- Problem description
Can you repeat the data from its first line through the line containing "Text: Q: Q (160, 144, 173, 162)", with "bounding boxes" replaced by "box coordinates" and nothing else changed?

- Dataset content
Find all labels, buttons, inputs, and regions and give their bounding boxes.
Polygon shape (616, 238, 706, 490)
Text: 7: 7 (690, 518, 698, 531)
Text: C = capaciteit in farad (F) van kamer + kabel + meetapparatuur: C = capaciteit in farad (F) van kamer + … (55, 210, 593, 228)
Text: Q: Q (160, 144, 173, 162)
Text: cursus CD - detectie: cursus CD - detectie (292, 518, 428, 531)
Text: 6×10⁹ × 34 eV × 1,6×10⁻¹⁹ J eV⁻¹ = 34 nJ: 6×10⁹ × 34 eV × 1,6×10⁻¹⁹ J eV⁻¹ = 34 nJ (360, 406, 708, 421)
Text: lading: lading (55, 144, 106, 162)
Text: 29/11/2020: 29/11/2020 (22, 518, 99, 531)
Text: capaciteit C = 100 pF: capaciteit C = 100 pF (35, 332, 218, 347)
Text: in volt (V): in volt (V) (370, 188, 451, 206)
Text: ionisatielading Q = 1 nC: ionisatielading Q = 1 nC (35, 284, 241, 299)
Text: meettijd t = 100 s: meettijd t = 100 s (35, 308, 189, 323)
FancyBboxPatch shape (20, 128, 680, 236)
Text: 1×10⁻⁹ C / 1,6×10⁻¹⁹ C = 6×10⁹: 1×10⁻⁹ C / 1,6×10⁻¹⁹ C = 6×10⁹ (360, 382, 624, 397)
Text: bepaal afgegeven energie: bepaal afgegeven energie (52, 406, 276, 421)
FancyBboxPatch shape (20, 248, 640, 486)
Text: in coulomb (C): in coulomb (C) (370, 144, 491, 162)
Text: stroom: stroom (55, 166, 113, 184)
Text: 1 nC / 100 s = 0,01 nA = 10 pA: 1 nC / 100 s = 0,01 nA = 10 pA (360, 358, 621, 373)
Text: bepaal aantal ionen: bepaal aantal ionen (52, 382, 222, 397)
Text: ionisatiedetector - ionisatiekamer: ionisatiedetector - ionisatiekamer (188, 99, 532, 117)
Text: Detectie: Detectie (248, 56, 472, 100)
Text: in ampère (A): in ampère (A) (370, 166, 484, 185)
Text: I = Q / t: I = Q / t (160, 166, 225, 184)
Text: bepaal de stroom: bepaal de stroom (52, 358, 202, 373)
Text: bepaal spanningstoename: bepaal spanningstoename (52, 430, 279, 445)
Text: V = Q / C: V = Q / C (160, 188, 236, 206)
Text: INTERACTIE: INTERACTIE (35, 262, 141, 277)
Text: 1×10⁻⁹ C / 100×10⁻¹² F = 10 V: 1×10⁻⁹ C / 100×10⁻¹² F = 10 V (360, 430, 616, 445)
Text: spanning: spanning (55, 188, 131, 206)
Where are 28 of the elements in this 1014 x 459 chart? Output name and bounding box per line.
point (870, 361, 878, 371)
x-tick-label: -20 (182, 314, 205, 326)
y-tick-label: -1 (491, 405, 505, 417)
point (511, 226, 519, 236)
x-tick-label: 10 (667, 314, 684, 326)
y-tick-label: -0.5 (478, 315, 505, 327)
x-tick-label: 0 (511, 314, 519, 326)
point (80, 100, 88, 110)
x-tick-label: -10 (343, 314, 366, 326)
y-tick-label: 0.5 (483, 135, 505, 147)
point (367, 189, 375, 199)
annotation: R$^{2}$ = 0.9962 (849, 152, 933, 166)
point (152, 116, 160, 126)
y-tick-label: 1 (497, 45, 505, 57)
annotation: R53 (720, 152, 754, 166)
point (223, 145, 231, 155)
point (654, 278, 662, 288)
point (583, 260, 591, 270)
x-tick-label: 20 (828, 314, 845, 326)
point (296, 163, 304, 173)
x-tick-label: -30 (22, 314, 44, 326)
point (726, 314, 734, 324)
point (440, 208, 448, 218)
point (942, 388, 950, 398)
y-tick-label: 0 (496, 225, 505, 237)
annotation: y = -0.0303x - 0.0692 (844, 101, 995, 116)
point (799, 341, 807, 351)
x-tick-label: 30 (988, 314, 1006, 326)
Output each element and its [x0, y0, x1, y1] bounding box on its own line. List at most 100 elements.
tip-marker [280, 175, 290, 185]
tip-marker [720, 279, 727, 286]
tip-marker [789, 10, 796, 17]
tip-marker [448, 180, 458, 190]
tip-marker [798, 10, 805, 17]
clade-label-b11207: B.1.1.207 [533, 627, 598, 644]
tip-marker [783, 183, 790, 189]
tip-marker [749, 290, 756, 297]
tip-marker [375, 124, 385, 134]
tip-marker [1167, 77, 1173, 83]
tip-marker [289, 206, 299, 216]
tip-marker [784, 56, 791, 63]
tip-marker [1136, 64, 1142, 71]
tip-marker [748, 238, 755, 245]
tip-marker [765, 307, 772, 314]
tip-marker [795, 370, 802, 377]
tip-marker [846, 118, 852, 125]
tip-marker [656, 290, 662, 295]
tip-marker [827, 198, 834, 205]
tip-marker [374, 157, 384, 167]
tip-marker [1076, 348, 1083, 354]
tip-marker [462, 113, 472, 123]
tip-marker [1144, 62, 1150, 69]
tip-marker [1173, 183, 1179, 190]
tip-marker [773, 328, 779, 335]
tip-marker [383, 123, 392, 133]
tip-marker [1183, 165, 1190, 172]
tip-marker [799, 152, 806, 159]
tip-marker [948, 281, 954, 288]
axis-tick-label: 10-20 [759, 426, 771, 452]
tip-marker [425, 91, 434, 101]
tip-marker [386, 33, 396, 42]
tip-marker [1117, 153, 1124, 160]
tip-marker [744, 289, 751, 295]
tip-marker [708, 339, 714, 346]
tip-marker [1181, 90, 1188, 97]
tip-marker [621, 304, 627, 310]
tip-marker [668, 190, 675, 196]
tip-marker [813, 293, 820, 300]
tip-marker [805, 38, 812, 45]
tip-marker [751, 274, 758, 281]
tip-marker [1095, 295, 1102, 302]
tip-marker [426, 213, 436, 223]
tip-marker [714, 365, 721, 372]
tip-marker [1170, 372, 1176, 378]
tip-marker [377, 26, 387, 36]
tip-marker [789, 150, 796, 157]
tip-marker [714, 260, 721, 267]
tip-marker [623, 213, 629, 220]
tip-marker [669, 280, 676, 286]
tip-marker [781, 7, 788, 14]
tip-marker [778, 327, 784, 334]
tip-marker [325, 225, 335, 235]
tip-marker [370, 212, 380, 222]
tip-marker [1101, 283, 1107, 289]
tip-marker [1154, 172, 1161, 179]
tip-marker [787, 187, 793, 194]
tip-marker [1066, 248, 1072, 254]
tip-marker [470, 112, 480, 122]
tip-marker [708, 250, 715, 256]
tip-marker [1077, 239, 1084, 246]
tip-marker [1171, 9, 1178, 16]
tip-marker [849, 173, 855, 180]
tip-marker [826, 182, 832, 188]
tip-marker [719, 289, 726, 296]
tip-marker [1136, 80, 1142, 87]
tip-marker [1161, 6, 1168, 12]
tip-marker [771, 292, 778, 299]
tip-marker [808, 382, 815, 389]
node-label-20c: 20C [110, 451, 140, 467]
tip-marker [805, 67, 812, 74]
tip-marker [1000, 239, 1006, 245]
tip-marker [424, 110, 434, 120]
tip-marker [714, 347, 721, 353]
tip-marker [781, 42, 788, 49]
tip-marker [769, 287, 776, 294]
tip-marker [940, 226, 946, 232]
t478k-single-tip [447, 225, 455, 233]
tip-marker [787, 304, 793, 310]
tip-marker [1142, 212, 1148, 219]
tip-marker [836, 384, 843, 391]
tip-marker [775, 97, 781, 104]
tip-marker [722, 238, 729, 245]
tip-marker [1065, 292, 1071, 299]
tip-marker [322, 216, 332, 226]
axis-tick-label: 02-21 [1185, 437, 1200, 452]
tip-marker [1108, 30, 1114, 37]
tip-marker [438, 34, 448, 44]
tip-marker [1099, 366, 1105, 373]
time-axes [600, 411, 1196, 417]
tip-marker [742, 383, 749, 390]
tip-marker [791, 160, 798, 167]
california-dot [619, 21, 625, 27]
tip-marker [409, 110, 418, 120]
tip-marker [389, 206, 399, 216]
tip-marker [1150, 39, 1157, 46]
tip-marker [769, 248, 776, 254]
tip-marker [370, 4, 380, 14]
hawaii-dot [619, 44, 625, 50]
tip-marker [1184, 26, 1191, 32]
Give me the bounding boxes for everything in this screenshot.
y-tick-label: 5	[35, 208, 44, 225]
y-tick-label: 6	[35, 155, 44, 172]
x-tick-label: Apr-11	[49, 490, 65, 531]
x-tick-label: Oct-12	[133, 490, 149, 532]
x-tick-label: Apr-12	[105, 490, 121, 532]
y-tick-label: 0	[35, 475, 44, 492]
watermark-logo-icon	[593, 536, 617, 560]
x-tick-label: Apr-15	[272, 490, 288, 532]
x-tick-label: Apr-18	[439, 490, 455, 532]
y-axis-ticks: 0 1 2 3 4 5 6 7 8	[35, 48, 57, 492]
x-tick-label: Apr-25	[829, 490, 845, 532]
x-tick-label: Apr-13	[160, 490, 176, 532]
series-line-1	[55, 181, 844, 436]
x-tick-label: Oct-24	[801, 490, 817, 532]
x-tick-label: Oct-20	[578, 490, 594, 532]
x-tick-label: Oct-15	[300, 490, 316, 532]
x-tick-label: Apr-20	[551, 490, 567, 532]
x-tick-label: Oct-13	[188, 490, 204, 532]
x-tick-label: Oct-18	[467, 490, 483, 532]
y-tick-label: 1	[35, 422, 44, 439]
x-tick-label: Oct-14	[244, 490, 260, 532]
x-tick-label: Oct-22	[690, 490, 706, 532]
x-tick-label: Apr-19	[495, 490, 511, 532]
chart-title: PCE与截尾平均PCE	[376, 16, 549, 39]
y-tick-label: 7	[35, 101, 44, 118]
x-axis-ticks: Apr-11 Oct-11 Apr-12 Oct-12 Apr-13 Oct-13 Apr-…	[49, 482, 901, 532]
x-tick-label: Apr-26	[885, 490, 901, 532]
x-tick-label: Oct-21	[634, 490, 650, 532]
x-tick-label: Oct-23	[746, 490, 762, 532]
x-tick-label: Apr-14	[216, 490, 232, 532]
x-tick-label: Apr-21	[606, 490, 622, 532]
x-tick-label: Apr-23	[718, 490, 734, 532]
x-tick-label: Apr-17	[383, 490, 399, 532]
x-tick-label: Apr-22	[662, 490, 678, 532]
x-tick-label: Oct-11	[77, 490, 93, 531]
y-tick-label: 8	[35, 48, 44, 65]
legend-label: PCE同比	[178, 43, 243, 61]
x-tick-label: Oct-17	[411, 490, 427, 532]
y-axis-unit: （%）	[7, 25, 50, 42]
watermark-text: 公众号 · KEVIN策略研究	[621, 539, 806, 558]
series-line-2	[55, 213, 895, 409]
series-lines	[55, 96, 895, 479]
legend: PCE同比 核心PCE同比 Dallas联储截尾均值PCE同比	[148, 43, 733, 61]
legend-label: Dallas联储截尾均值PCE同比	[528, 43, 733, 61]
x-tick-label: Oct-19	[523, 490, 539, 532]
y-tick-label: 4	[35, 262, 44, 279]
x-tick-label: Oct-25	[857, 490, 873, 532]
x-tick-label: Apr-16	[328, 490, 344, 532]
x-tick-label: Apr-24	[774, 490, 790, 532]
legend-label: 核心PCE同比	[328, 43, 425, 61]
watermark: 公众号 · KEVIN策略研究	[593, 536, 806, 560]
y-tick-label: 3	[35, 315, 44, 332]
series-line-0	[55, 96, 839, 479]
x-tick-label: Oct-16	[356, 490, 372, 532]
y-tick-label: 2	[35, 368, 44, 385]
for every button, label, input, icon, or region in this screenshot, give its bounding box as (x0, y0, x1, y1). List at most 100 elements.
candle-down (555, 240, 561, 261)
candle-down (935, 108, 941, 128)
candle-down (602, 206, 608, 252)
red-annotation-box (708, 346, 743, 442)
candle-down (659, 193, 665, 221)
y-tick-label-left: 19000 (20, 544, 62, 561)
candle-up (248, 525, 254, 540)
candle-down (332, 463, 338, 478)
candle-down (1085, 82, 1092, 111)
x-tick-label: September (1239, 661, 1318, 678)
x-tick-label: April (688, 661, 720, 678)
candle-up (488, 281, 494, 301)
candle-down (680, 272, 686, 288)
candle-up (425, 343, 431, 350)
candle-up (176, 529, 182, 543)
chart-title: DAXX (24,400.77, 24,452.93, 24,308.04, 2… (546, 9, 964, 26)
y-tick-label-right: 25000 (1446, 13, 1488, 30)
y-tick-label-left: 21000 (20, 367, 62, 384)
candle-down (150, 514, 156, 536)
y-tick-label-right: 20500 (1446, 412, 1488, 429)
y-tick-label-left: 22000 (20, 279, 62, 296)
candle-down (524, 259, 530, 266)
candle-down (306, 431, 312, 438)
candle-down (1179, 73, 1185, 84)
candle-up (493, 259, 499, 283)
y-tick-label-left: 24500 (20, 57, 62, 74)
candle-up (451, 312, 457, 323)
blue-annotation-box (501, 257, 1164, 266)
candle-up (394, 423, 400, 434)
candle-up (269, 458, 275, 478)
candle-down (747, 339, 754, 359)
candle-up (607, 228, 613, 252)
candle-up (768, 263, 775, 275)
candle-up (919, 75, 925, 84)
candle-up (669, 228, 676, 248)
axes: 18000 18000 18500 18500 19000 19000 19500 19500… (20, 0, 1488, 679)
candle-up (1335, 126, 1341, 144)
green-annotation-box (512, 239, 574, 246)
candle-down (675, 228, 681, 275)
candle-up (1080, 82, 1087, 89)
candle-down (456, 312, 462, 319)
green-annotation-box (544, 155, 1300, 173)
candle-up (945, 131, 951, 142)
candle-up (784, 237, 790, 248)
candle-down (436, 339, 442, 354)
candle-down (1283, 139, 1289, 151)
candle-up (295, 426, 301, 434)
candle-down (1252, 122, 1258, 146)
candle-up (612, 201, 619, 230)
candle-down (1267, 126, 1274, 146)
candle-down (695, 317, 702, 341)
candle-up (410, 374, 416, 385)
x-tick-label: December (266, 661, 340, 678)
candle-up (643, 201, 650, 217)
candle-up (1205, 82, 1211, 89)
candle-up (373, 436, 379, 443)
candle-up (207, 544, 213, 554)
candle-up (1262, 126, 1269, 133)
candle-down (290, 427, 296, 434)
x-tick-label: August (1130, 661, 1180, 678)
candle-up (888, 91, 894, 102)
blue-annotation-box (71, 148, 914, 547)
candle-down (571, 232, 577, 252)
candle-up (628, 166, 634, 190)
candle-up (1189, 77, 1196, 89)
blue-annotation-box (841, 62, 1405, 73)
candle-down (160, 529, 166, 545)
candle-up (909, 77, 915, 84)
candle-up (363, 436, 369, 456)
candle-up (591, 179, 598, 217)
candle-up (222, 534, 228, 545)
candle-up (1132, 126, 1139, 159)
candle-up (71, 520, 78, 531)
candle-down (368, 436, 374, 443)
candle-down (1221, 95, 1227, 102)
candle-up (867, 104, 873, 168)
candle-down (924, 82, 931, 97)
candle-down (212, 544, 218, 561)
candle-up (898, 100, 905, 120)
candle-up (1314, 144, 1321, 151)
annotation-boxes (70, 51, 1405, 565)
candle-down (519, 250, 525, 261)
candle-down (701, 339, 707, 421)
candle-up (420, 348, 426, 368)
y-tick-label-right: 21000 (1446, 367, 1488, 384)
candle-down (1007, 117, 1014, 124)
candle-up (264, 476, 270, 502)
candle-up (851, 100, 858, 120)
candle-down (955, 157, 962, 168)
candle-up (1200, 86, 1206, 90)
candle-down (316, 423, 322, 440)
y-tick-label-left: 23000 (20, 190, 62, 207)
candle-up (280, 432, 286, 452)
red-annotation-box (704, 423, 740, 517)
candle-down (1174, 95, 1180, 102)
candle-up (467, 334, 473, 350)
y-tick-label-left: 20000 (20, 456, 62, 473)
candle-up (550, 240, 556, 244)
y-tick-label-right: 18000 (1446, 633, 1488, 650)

- Answer
Find all labels, buttons, inputs, and regions and give their box coordinates.
Polygon shape (616, 238, 706, 490)
Text: 7: 7 (690, 518, 698, 531)
Text: C = capaciteit in farad (F) van kamer + kabel + meetapparatuur: C = capaciteit in farad (F) van kamer + … (55, 210, 593, 228)
Text: Q: Q (160, 144, 173, 162)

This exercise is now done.